### Stored data
|---|

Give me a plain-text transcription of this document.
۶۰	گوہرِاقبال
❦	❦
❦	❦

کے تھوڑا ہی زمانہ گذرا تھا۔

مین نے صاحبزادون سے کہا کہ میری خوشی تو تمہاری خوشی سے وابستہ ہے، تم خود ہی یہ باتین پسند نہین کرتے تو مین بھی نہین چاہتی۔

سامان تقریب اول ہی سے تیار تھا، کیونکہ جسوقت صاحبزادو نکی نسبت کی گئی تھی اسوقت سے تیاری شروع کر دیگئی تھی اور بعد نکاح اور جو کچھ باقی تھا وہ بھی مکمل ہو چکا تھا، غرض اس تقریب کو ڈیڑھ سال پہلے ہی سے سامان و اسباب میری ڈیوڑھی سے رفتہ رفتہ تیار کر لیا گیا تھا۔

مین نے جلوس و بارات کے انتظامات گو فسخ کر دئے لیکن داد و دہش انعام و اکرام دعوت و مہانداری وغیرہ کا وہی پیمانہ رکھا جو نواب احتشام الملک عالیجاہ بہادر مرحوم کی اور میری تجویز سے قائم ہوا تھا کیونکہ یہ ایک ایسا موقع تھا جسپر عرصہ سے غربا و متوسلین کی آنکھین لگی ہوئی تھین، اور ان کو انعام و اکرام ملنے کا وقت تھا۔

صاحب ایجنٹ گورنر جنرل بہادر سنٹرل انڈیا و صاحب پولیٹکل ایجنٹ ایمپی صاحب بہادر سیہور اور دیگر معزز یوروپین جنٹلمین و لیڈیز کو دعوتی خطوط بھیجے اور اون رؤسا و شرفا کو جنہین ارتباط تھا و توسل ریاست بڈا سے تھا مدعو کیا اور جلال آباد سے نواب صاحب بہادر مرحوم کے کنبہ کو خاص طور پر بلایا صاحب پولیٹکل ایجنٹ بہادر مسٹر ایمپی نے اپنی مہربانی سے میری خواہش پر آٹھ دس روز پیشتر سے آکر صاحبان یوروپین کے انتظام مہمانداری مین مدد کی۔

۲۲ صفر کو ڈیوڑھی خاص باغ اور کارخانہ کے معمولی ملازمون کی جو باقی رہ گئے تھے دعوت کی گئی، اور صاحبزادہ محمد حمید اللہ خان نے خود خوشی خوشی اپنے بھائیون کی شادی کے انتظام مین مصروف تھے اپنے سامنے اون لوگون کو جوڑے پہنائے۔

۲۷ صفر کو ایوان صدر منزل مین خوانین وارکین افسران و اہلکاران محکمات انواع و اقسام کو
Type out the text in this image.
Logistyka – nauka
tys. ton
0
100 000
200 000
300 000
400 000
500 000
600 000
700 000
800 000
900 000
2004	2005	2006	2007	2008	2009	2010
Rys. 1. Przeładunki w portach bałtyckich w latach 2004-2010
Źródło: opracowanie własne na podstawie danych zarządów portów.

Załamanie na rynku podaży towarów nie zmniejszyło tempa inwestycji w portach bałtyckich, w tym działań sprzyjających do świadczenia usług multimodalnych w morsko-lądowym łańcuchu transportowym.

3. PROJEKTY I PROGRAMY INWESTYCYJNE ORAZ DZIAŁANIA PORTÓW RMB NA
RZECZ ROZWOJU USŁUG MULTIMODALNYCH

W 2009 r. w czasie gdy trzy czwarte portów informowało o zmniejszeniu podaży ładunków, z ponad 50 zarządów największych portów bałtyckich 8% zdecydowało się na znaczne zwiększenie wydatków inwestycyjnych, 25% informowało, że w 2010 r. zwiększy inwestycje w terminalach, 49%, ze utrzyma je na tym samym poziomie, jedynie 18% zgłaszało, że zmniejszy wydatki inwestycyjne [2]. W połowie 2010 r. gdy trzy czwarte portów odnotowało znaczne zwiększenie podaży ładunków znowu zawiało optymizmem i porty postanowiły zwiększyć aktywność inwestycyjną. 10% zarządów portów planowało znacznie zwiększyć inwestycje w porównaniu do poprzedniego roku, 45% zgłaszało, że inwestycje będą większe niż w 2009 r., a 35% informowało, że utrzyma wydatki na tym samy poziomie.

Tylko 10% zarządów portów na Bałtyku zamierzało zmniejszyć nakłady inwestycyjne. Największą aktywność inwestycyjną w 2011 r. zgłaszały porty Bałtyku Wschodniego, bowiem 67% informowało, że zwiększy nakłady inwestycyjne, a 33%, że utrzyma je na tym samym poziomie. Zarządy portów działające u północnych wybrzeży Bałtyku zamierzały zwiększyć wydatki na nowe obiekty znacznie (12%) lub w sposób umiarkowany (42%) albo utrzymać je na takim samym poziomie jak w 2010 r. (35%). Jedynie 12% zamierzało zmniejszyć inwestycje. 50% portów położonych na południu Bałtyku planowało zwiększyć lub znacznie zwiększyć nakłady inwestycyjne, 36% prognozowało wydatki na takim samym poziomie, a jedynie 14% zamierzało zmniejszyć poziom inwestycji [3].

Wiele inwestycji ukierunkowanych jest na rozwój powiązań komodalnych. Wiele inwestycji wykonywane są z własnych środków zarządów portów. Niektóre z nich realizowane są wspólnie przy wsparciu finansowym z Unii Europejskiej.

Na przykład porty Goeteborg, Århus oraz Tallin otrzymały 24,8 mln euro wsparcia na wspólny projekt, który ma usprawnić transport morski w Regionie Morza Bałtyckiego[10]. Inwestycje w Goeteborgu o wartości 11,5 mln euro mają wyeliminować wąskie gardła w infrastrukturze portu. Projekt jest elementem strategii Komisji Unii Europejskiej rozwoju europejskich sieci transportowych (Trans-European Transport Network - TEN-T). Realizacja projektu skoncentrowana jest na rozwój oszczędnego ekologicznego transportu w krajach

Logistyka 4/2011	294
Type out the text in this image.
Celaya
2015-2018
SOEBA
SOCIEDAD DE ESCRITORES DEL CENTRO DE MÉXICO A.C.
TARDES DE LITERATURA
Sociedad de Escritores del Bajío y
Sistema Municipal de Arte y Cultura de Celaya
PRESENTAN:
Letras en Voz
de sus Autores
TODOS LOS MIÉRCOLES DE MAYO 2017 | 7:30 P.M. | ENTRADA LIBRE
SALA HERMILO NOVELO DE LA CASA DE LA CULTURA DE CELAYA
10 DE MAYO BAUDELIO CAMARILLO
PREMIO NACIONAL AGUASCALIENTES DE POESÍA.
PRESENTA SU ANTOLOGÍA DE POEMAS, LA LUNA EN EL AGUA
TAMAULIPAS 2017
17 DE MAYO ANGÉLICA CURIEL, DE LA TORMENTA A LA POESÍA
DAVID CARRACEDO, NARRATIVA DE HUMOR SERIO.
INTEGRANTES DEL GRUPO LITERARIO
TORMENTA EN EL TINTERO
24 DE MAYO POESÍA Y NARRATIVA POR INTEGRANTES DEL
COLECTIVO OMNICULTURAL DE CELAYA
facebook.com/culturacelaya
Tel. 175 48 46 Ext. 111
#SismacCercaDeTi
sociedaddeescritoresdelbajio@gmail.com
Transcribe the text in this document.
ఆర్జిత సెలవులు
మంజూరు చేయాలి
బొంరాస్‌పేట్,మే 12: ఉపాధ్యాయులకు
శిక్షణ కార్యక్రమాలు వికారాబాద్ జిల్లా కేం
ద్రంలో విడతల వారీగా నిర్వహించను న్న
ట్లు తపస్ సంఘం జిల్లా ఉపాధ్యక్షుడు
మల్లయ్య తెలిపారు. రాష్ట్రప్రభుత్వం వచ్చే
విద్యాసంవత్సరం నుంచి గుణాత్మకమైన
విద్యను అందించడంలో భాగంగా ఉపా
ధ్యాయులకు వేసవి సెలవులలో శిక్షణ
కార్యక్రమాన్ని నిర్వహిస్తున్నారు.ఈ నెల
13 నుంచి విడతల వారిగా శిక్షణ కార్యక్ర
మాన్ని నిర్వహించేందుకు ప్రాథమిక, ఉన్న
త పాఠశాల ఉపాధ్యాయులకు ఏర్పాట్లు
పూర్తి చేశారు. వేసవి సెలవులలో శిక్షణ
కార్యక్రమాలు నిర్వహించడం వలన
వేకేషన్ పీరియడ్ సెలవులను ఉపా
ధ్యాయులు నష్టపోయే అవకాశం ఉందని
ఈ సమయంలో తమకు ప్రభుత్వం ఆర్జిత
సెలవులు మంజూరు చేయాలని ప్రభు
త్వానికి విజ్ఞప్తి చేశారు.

|---|

### Exercise
Return every line containing "Logistyka".

### Answer to the problem
Logistyka – nauka
Logistyka 4/2011	294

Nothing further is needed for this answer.